## BEGIN

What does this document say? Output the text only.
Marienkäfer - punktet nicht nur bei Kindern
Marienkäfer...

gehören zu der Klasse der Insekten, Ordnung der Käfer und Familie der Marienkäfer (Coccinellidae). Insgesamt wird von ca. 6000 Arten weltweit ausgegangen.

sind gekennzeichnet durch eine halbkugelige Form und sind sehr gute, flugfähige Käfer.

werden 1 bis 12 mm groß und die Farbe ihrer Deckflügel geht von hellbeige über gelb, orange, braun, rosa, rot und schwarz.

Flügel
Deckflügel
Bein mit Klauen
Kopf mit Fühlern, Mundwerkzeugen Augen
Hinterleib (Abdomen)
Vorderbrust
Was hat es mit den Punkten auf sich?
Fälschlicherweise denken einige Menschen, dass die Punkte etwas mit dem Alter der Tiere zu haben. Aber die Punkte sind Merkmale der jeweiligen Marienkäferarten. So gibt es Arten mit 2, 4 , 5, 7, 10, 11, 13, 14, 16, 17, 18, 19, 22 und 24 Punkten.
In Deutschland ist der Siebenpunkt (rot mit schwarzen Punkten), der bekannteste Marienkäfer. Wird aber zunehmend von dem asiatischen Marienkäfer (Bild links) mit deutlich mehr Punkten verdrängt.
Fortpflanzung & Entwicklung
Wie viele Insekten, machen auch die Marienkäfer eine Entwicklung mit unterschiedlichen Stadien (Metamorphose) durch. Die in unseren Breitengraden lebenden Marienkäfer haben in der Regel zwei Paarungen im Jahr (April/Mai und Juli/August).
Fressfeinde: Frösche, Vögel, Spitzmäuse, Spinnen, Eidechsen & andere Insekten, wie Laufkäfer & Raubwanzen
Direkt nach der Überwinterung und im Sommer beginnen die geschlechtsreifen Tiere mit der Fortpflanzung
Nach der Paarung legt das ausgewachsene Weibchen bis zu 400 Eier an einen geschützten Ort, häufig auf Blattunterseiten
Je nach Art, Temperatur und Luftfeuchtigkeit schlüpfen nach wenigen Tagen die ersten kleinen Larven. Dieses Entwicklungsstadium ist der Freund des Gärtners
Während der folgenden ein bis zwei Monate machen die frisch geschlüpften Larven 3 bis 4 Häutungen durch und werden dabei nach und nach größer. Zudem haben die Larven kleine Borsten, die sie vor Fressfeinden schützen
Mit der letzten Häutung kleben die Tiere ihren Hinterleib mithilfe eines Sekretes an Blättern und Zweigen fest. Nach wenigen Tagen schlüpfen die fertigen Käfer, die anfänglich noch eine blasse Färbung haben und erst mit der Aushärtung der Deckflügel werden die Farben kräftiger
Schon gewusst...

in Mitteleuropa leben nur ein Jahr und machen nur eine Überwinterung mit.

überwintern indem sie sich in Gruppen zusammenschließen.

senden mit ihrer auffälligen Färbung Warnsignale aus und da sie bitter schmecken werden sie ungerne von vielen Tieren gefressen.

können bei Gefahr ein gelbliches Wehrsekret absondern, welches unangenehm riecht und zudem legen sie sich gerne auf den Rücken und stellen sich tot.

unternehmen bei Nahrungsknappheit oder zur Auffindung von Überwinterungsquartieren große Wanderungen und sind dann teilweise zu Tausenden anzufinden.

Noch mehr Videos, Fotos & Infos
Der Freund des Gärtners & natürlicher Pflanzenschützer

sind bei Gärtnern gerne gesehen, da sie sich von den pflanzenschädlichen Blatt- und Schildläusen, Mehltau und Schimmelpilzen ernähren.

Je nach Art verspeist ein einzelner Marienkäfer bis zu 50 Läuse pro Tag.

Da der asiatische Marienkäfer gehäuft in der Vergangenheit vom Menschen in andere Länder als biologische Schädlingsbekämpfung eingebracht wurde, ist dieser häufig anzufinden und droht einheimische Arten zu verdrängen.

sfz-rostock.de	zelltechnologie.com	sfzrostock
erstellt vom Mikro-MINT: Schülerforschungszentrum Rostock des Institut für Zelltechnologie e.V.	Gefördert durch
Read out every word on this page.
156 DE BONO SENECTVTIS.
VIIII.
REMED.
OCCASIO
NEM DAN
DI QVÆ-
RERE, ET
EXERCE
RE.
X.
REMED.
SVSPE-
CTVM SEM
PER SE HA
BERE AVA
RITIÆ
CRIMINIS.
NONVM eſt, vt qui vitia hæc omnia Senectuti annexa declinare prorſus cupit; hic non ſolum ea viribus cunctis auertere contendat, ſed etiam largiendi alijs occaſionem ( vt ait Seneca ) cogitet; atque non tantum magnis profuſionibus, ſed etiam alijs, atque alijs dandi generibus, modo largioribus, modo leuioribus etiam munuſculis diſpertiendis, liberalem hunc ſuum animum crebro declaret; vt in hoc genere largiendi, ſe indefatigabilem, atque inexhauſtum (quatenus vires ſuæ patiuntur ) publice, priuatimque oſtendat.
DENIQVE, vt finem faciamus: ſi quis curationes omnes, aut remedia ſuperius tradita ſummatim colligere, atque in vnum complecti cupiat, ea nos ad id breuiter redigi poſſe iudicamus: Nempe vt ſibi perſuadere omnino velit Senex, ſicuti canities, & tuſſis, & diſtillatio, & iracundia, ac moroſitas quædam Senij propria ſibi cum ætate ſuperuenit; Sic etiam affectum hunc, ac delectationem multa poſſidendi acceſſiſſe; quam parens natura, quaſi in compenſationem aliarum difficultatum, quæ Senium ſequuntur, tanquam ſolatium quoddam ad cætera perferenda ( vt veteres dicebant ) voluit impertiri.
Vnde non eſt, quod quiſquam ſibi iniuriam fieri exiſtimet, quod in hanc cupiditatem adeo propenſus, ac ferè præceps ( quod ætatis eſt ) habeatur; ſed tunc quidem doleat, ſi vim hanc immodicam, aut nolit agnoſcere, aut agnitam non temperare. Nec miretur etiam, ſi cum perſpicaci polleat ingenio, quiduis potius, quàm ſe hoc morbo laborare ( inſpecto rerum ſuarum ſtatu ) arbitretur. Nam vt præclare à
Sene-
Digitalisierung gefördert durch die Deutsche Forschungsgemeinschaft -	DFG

## END

### Short exercise
Each line in the material above must be retyped without alteration.

### Solution below
What does this document say? Output the text only.
Marienkäfer - punktet nicht nur bei Kindern
Marienkäfer...

gehören zu der Klasse der Insekten, Ordnung der Käfer und Familie der Marienkäfer (Coccinellidae). Insgesamt wird von ca. 6000 Arten weltweit ausgegangen.

sind gekennzeichnet durch eine halbkugelige Form und sind sehr gute, flugfähige Käfer.

werden 1 bis 12 mm groß und die Farbe ihrer Deckflügel geht von hellbeige über gelb, orange, braun, rosa, rot und schwarz.

Flügel
Deckflügel
Bein mit Klauen
Kopf mit Fühlern, Mundwerkzeugen Augen
Hinterleib (Abdomen)
Vorderbrust
Was hat es mit den Punkten auf sich?
Fälschlicherweise denken einige Menschen, dass die Punkte etwas mit dem Alter der Tiere zu haben. Aber die Punkte sind Merkmale der jeweiligen Marienkäferarten. So gibt es Arten mit 2, 4 , 5, 7, 10, 11, 13, 14, 16, 17, 18, 19, 22 und 24 Punkten.
In Deutschland ist der Siebenpunkt (rot mit schwarzen Punkten), der bekannteste Marienkäfer. Wird aber zunehmend von dem asiatischen Marienkäfer (Bild links) mit deutlich mehr Punkten verdrängt.
Fortpflanzung & Entwicklung
Wie viele Insekten, machen auch die Marienkäfer eine Entwicklung mit unterschiedlichen Stadien (Metamorphose) durch. Die in unseren Breitengraden lebenden Marienkäfer haben in der Regel zwei Paarungen im Jahr (April/Mai und Juli/August).
Fressfeinde: Frösche, Vögel, Spitzmäuse, Spinnen, Eidechsen & andere Insekten, wie Laufkäfer & Raubwanzen
Direkt nach der Überwinterung und im Sommer beginnen die geschlechtsreifen Tiere mit der Fortpflanzung
Nach der Paarung legt das ausgewachsene Weibchen bis zu 400 Eier an einen geschützten Ort, häufig auf Blattunterseiten
Je nach Art, Temperatur und Luftfeuchtigkeit schlüpfen nach wenigen Tagen die ersten kleinen Larven. Dieses Entwicklungsstadium ist der Freund des Gärtners
Während der folgenden ein bis zwei Monate machen die frisch geschlüpften Larven 3 bis 4 Häutungen durch und werden dabei nach und nach größer. Zudem haben die Larven kleine Borsten, die sie vor Fressfeinden schützen
Mit der letzten Häutung kleben die Tiere ihren Hinterleib mithilfe eines Sekretes an Blättern und Zweigen fest. Nach wenigen Tagen schlüpfen die fertigen Käfer, die anfänglich noch eine blasse Färbung haben und erst mit der Aushärtung der Deckflügel werden die Farben kräftiger
Schon gewusst...

in Mitteleuropa leben nur ein Jahr und machen nur eine Überwinterung mit.

überwintern indem sie sich in Gruppen zusammenschließen.

senden mit ihrer auffälligen Färbung Warnsignale aus und da sie bitter schmecken werden sie ungerne von vielen Tieren gefressen.

können bei Gefahr ein gelbliches Wehrsekret absondern, welches unangenehm riecht und zudem legen sie sich gerne auf den Rücken und stellen sich tot.

unternehmen bei Nahrungsknappheit oder zur Auffindung von Überwinterungsquartieren große Wanderungen und sind dann teilweise zu Tausenden anzufinden.

Noch mehr Videos, Fotos & Infos
Der Freund des Gärtners & natürlicher Pflanzenschützer

sind bei Gärtnern gerne gesehen, da sie sich von den pflanzenschädlichen Blatt- und Schildläusen, Mehltau und Schimmelpilzen ernähren.

Je nach Art verspeist ein einzelner Marienkäfer bis zu 50 Läuse pro Tag.

Da der asiatische Marienkäfer gehäuft in der Vergangenheit vom Menschen in andere Länder als biologische Schädlingsbekämpfung eingebracht wurde, ist dieser häufig anzufinden und droht einheimische Arten zu verdrängen.

sfz-rostock.de	zelltechnologie.com	sfzrostock
erstellt vom Mikro-MINT: Schülerforschungszentrum Rostock des Institut für Zelltechnologie e.V.	Gefördert durch
Read out every word on this page.
156 DE BONO SENECTVTIS.
VIIII.
REMED.
OCCASIO
NEM DAN
DI QVÆ-
RERE, ET
EXERCE
RE.
X.
REMED.
SVSPE-
CTVM SEM
PER SE HA
BERE AVA
RITIÆ
CRIMINIS.
NONVM eſt, vt qui vitia hæc omnia Senectuti annexa declinare prorſus cupit; hic non ſolum ea viribus cunctis auertere contendat, ſed etiam largiendi alijs occaſionem ( vt ait Seneca ) cogitet; atque non tantum magnis profuſionibus, ſed etiam alijs, atque alijs dandi generibus, modo largioribus, modo leuioribus etiam munuſculis diſpertiendis, liberalem hunc ſuum animum crebro declaret; vt in hoc genere largiendi, ſe indefatigabilem, atque inexhauſtum (quatenus vires ſuæ patiuntur ) publice, priuatimque oſtendat.
DENIQVE, vt finem faciamus: ſi quis curationes omnes, aut remedia ſuperius tradita ſummatim colligere, atque in vnum complecti cupiat, ea nos ad id breuiter redigi poſſe iudicamus: Nempe vt ſibi perſuadere omnino velit Senex, ſicuti canities, & tuſſis, & diſtillatio, & iracundia, ac moroſitas quædam Senij propria ſibi cum ætate ſuperuenit; Sic etiam affectum hunc, ac delectationem multa poſſidendi acceſſiſſe; quam parens natura, quaſi in compenſationem aliarum difficultatum, quæ Senium ſequuntur, tanquam ſolatium quoddam ad cætera perferenda ( vt veteres dicebant ) voluit impertiri.
Vnde non eſt, quod quiſquam ſibi iniuriam fieri exiſtimet, quod in hanc cupiditatem adeo propenſus, ac ferè præceps ( quod ætatis eſt ) habeatur; ſed tunc quidem doleat, ſi vim hanc immodicam, aut nolit agnoſcere, aut agnitam non temperare. Nec miretur etiam, ſi cum perſpicaci polleat ingenio, quiduis potius, quàm ſe hoc morbo laborare ( inſpecto rerum ſuarum ſtatu ) arbitretur. Nam vt præclare à
Sene-
Digitalisierung gefördert durch die Deutsche Forschungsgemeinschaft -	DFG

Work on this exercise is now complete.